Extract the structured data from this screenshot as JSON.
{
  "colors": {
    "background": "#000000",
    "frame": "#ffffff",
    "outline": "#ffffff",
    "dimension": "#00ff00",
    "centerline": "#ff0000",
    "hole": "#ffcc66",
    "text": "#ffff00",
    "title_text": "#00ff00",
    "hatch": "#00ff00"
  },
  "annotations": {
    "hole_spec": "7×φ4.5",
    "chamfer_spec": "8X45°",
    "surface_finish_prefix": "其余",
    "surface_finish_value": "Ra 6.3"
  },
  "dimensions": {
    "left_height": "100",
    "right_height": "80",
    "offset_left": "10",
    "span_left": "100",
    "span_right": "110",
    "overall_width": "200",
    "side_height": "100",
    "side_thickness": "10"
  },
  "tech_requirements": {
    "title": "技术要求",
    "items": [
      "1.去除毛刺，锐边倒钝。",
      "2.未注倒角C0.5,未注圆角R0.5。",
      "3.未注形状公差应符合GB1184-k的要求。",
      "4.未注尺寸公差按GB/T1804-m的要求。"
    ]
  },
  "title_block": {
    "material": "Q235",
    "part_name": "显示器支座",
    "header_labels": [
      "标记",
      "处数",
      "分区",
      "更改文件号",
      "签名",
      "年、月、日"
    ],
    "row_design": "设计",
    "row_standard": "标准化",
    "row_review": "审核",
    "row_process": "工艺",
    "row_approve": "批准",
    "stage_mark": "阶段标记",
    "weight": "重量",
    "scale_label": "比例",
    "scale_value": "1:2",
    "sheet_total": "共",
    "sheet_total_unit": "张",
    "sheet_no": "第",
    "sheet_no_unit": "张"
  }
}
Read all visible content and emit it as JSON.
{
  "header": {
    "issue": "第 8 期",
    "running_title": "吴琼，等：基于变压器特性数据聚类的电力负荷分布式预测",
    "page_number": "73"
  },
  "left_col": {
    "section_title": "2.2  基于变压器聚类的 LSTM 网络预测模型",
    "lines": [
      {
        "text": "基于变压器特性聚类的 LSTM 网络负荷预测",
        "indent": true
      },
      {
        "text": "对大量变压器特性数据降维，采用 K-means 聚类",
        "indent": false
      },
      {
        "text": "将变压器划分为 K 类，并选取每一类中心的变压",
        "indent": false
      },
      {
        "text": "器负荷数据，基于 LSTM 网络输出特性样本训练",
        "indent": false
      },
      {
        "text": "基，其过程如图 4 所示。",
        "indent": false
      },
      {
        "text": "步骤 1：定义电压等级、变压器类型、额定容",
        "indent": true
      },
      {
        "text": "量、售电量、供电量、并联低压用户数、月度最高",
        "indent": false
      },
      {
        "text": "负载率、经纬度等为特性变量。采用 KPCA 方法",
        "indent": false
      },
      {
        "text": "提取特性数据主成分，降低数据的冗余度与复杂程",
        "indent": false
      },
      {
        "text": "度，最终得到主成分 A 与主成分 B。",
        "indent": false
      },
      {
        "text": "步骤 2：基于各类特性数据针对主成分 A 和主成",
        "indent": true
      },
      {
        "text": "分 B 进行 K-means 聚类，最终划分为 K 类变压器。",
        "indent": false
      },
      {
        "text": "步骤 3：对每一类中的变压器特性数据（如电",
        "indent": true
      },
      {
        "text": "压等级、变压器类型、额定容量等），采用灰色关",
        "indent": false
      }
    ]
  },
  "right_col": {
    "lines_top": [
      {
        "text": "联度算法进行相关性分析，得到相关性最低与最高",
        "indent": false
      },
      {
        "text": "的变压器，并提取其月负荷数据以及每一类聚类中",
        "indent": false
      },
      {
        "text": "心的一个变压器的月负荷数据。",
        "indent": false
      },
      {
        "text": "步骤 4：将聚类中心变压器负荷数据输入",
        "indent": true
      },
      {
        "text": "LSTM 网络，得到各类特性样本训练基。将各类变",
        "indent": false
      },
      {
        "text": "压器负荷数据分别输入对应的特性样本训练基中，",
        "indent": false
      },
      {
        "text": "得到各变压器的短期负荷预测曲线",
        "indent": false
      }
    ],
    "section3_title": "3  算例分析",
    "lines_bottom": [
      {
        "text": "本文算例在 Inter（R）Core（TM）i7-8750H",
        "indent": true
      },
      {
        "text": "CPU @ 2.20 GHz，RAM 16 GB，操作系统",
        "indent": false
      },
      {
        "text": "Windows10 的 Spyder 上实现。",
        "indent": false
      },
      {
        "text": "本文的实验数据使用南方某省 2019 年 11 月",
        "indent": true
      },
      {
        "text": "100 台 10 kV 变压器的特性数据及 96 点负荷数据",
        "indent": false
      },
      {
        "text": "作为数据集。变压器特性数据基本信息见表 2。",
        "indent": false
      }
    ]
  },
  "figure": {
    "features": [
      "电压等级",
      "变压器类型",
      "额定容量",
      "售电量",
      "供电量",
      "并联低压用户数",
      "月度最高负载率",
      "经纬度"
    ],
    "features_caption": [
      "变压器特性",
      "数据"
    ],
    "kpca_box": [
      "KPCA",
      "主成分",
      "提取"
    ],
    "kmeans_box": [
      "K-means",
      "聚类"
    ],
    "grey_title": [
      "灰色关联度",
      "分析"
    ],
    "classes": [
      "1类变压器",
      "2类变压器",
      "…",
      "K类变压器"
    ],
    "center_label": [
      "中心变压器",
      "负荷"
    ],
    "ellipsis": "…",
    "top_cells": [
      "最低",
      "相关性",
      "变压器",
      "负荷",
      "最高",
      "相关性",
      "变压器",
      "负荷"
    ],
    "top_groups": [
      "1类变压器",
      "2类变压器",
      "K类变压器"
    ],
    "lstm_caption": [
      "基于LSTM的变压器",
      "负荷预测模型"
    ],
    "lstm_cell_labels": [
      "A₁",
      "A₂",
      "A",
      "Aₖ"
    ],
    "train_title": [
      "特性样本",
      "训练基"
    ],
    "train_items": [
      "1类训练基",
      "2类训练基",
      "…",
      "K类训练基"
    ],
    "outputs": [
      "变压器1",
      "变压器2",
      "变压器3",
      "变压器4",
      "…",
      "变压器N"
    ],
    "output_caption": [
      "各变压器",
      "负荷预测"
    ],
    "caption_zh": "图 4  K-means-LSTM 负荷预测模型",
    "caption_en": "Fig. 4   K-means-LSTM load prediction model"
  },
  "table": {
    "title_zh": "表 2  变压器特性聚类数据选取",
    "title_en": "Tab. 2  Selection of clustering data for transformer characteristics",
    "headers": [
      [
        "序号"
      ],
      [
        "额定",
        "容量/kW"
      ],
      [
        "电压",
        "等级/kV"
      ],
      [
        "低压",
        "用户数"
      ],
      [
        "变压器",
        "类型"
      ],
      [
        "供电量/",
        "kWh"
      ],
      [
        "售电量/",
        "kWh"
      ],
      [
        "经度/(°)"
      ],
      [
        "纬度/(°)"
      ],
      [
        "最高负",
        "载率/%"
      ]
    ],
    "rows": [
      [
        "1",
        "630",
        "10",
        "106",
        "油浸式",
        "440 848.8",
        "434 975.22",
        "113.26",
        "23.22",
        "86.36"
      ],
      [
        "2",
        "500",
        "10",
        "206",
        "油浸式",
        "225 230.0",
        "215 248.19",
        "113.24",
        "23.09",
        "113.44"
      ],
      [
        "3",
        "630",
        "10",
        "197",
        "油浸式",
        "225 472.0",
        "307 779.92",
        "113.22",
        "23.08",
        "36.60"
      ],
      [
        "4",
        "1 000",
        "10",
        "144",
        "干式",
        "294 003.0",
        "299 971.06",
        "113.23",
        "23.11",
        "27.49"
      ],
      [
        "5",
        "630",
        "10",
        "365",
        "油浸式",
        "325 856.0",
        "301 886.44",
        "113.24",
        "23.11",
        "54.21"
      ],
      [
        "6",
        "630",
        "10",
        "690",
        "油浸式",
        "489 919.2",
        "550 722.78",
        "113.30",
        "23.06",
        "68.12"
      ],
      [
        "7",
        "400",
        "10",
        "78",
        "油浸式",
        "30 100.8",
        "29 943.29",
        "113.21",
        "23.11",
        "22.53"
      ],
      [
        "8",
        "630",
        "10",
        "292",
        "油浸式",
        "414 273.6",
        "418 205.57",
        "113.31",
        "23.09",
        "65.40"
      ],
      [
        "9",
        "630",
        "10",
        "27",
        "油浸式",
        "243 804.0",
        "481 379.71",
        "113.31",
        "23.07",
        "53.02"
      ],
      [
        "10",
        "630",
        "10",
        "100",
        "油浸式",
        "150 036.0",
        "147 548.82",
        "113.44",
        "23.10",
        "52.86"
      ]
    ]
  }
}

=-=-=-=-=

* **TASK TO COMPLETE**
In the records above, how many lines hold the string "data"? Reply with only the number.

* **SOLVED PROBLEM**
2